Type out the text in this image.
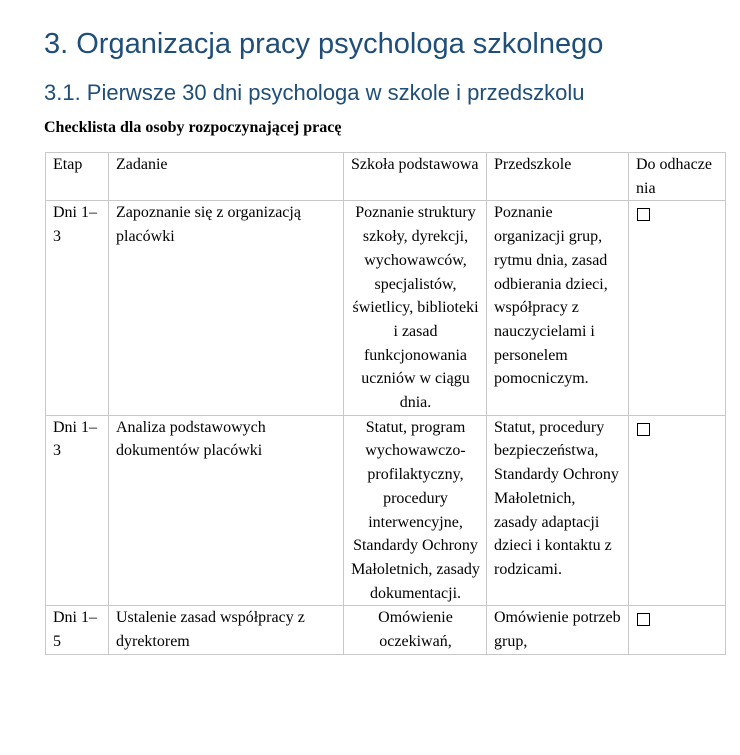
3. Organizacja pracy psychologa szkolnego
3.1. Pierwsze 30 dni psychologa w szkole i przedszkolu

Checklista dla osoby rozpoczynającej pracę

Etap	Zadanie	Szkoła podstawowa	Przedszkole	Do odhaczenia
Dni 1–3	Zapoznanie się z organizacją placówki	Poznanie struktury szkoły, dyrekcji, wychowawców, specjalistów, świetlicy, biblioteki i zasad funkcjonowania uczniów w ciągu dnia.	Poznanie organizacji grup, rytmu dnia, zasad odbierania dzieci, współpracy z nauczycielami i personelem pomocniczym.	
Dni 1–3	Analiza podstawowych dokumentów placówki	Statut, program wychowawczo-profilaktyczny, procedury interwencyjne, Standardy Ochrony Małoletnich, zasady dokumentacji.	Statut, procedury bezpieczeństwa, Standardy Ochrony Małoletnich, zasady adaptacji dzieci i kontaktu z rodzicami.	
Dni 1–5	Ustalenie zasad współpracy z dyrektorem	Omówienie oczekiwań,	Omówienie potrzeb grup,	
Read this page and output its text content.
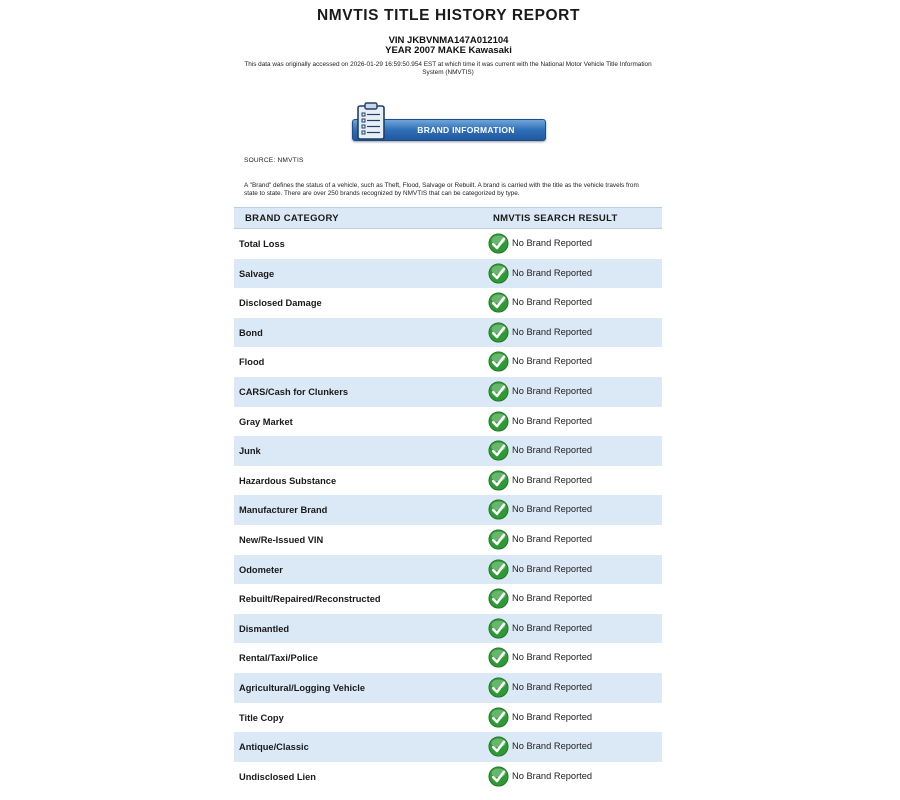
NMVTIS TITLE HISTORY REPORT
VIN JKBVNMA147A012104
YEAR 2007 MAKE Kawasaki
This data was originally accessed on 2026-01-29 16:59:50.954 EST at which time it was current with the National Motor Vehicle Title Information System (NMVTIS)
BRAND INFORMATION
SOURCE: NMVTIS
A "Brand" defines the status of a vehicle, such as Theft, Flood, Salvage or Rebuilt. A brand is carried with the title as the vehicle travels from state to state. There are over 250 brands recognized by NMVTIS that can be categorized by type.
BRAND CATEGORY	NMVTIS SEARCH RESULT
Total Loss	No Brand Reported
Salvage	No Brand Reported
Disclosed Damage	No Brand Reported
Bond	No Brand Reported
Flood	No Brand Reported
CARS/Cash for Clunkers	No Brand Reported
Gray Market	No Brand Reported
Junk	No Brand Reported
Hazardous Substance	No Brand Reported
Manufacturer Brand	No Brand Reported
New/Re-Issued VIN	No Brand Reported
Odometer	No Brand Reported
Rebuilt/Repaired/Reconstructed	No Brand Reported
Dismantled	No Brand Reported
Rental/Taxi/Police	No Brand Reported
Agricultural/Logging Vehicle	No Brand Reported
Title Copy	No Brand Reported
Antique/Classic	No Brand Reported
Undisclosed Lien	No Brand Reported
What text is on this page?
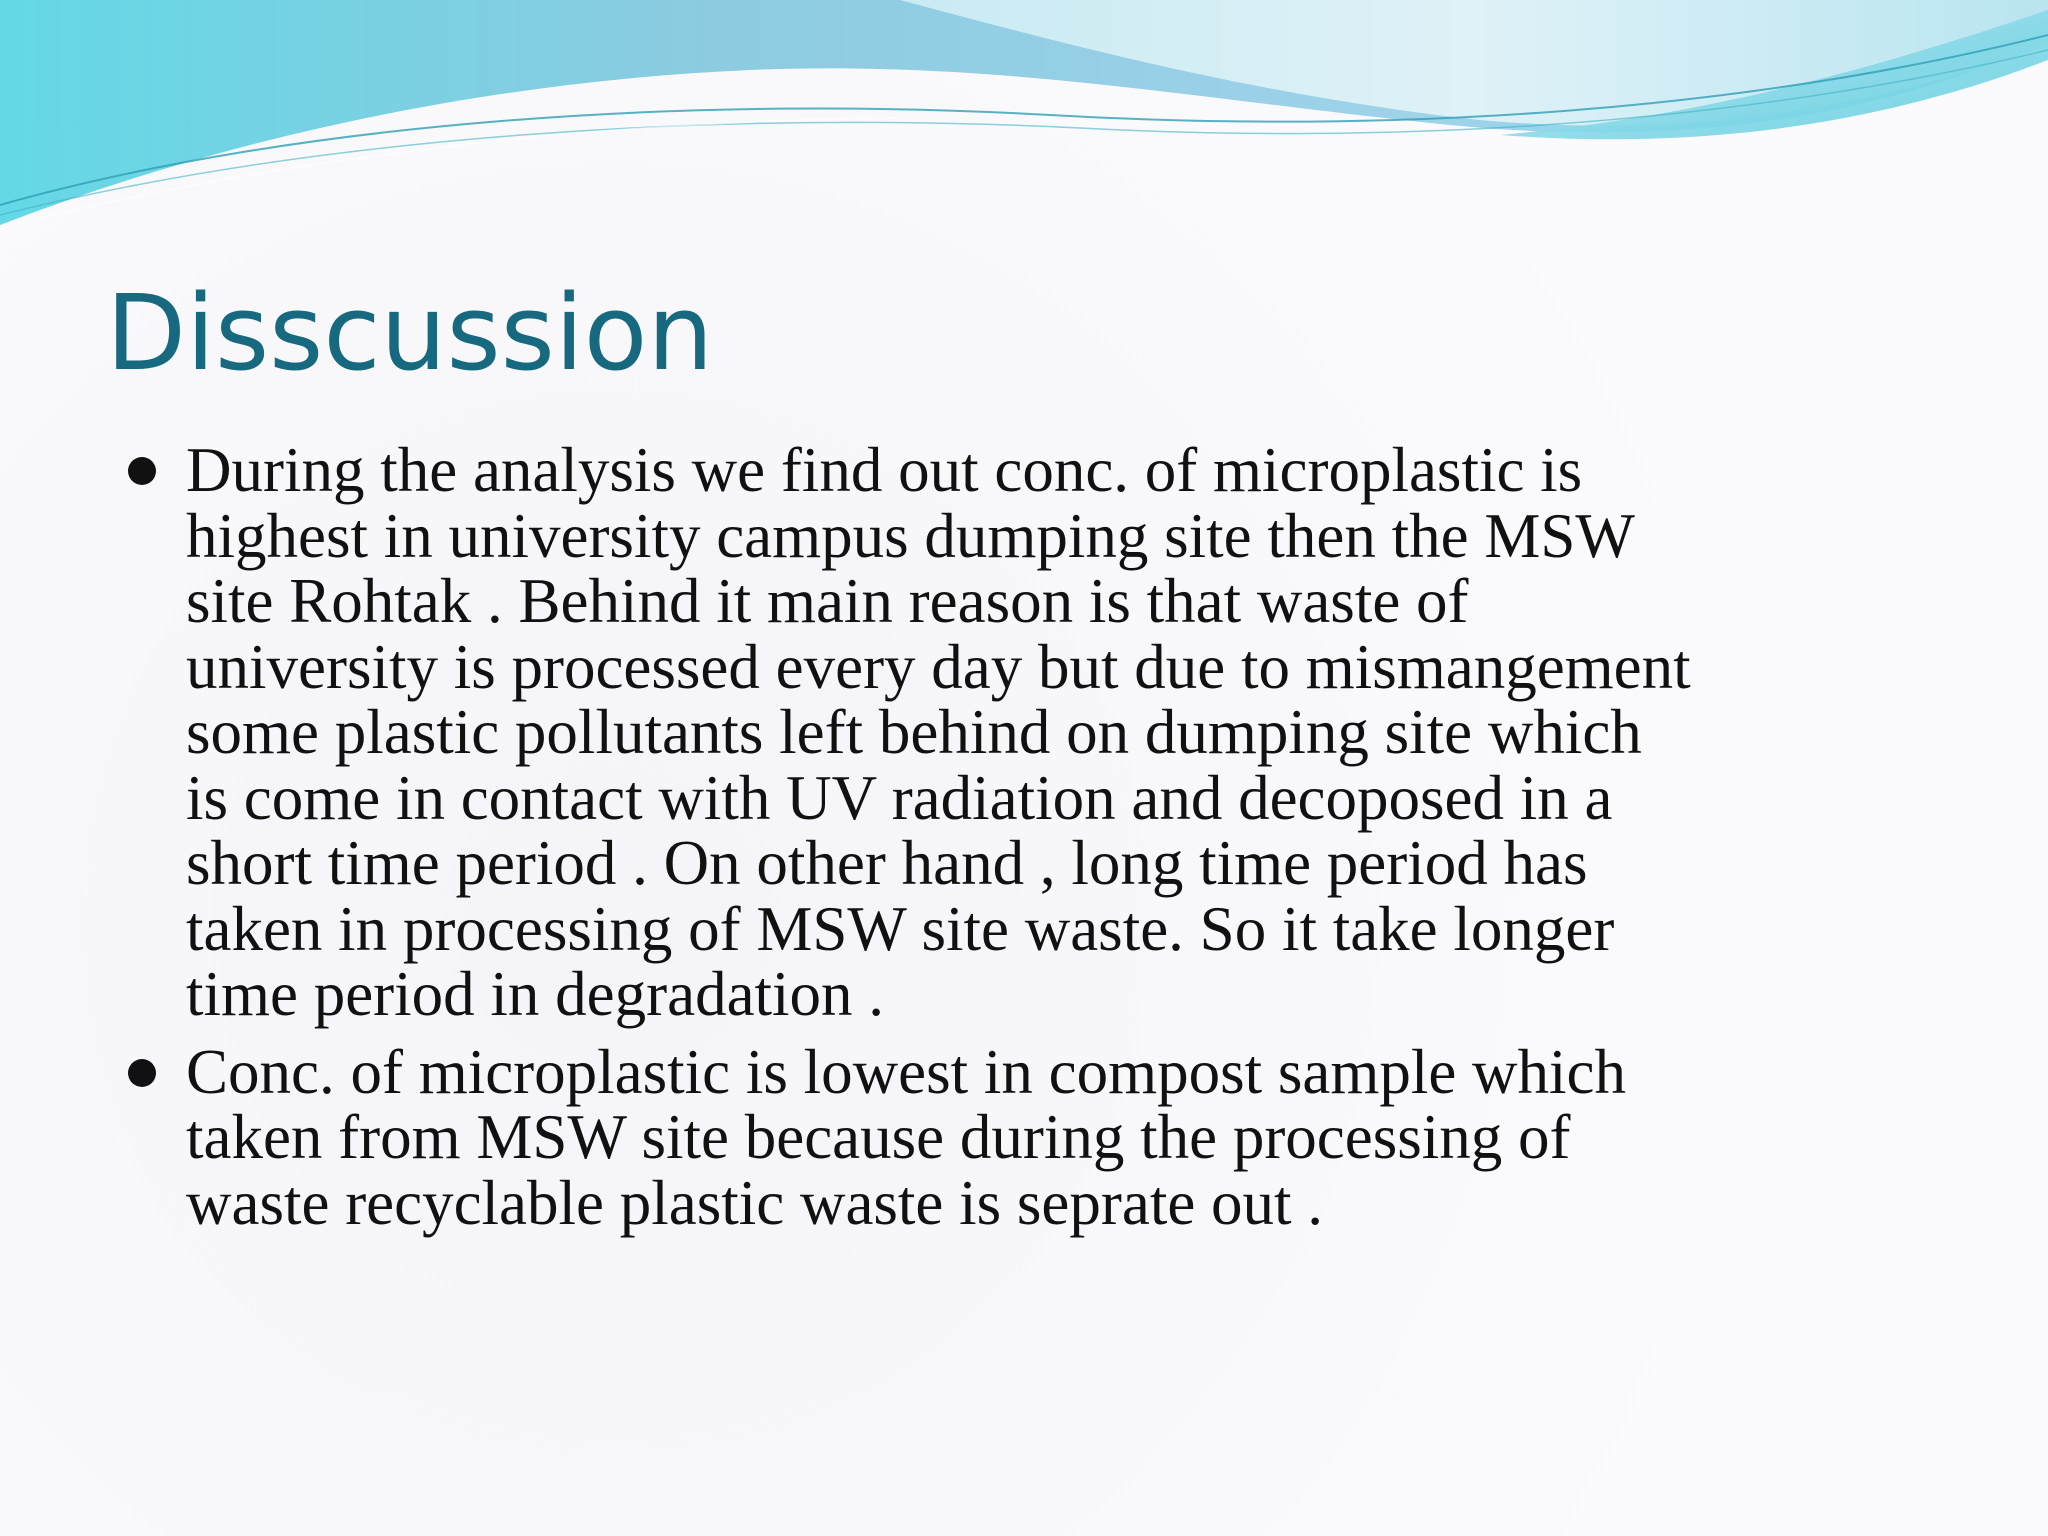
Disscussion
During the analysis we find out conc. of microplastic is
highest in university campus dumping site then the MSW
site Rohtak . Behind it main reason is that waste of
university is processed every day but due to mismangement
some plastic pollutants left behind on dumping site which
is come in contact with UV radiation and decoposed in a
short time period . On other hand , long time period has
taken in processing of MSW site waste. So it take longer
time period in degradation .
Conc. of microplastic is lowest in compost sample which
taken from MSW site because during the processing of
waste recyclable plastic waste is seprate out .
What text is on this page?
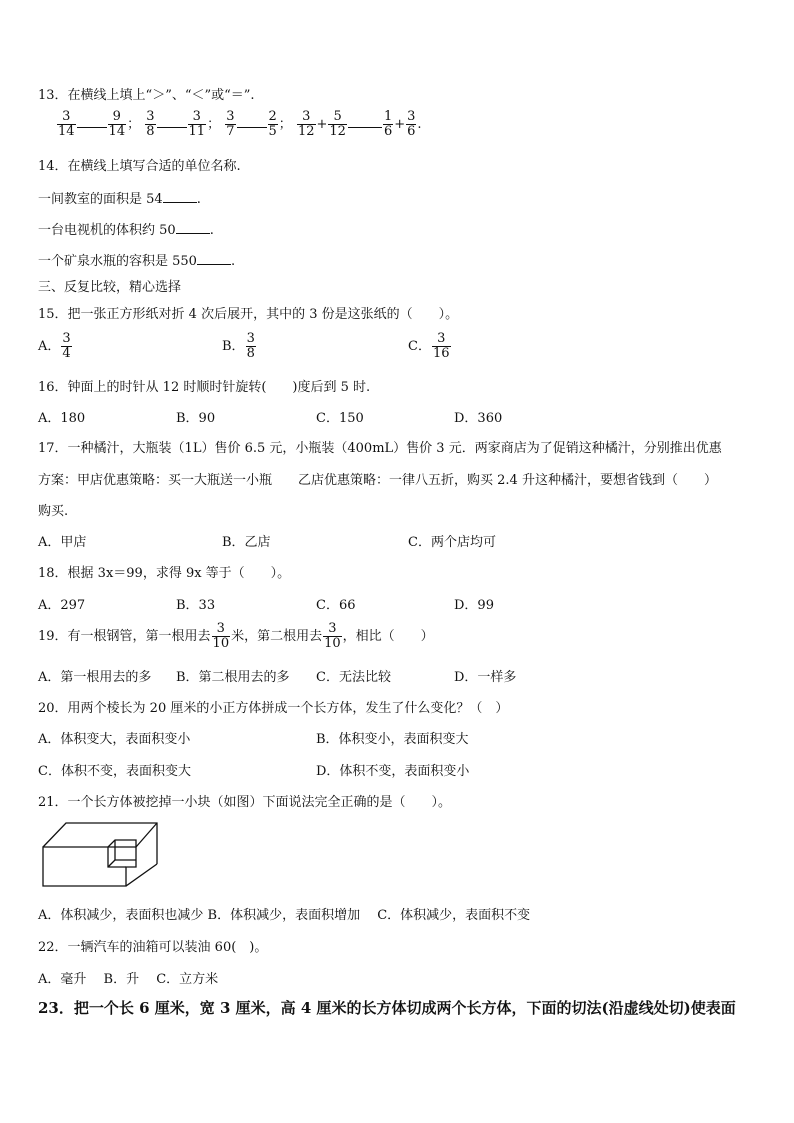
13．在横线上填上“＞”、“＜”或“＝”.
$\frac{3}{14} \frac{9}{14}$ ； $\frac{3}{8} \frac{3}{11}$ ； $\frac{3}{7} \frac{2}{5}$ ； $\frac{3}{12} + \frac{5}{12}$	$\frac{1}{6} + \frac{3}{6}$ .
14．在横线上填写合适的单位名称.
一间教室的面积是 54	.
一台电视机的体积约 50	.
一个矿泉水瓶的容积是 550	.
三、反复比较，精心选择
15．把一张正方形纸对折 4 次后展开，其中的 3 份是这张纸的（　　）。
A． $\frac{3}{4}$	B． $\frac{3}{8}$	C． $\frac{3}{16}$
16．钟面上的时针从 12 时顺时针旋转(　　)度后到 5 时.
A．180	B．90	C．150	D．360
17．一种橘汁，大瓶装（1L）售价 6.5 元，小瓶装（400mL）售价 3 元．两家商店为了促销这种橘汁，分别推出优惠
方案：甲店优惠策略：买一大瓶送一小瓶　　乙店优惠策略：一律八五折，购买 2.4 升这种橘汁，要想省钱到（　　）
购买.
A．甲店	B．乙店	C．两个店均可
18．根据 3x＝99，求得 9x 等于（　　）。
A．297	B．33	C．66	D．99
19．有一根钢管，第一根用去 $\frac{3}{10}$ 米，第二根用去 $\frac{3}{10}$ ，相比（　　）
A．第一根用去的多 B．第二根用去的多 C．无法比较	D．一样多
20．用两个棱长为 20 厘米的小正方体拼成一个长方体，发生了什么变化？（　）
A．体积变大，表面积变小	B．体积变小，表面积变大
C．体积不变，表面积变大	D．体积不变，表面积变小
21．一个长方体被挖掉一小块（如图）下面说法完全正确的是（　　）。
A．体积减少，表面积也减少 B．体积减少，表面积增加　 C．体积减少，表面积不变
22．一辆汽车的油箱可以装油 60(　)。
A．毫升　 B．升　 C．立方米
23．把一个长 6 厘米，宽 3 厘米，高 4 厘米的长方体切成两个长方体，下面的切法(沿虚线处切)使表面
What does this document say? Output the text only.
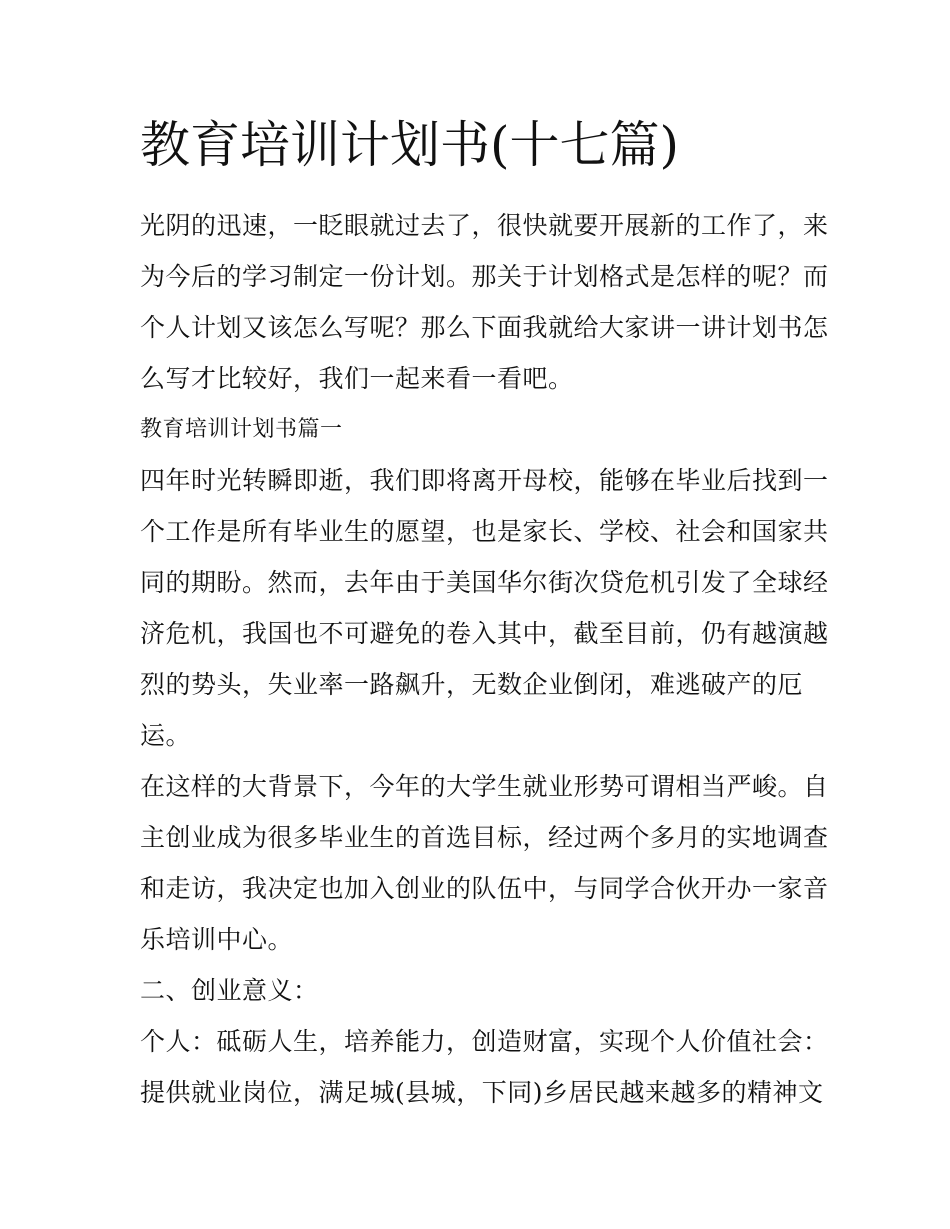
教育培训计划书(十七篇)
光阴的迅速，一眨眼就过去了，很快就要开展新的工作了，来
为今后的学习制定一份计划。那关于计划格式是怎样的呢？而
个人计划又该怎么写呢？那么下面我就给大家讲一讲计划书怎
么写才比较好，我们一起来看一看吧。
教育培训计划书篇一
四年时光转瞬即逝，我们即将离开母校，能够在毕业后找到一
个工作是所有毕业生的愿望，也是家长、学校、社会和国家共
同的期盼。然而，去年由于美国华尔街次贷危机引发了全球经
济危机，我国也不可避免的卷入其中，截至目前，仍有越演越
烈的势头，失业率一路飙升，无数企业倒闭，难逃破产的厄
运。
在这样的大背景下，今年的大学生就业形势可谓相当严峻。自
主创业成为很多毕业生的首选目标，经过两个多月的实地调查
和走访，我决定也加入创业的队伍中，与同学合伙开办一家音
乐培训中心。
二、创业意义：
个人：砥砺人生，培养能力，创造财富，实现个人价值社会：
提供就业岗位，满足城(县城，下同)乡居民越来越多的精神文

__________

Exercise details - State how many lines of the material contain the string "university", with no other words.

Task output - 2